== What you have to do ==
Repeat each record exactly. Any picture gets left out.

== Entries supplied ==
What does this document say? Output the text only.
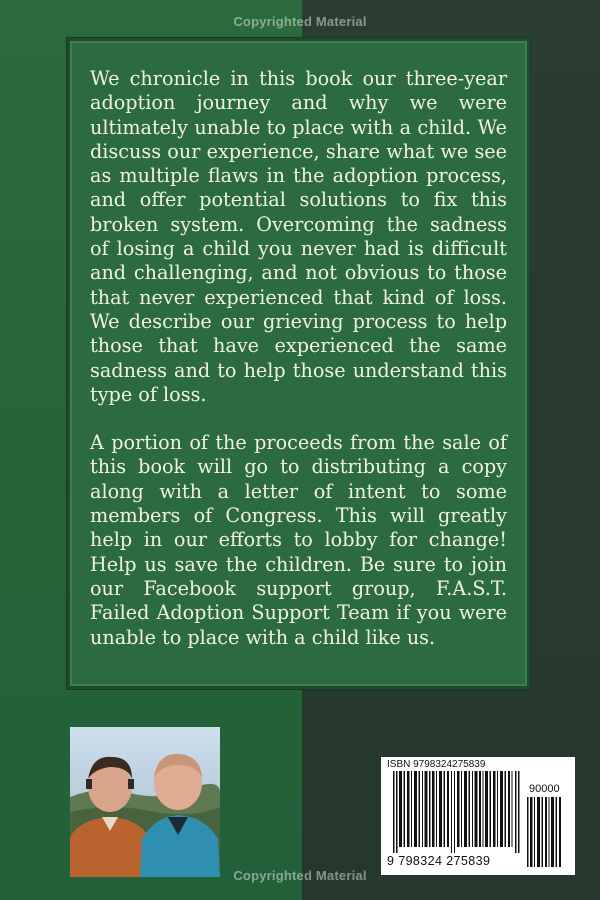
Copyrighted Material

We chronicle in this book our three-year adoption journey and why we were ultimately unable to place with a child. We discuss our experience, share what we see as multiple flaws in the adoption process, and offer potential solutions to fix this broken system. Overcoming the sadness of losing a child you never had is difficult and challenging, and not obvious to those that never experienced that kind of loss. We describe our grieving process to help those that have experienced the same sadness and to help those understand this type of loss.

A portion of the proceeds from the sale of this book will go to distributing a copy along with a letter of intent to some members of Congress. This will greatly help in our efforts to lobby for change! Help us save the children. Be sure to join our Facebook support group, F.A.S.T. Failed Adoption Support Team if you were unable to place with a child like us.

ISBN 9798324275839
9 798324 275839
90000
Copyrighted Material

== Reply ==
What does this document say? Output the text only.
Copyrighted Material

We chronicle in this book our three-year adoption journey and why we were ultimately unable to place with a child. We discuss our experience, share what we see as multiple flaws in the adoption process, and offer potential solutions to fix this broken system. Overcoming the sadness of losing a child you never had is difficult and challenging, and not obvious to those that never experienced that kind of loss. We describe our grieving process to help those that have experienced the same sadness and to help those understand this type of loss.

A portion of the proceeds from the sale of this book will go to distributing a copy along with a letter of intent to some members of Congress. This will greatly help in our efforts to lobby for change! Help us save the children. Be sure to join our Facebook support group, F.A.S.T. Failed Adoption Support Team if you were unable to place with a child like us.

ISBN 9798324275839
9 798324 275839
90000
Copyrighted Material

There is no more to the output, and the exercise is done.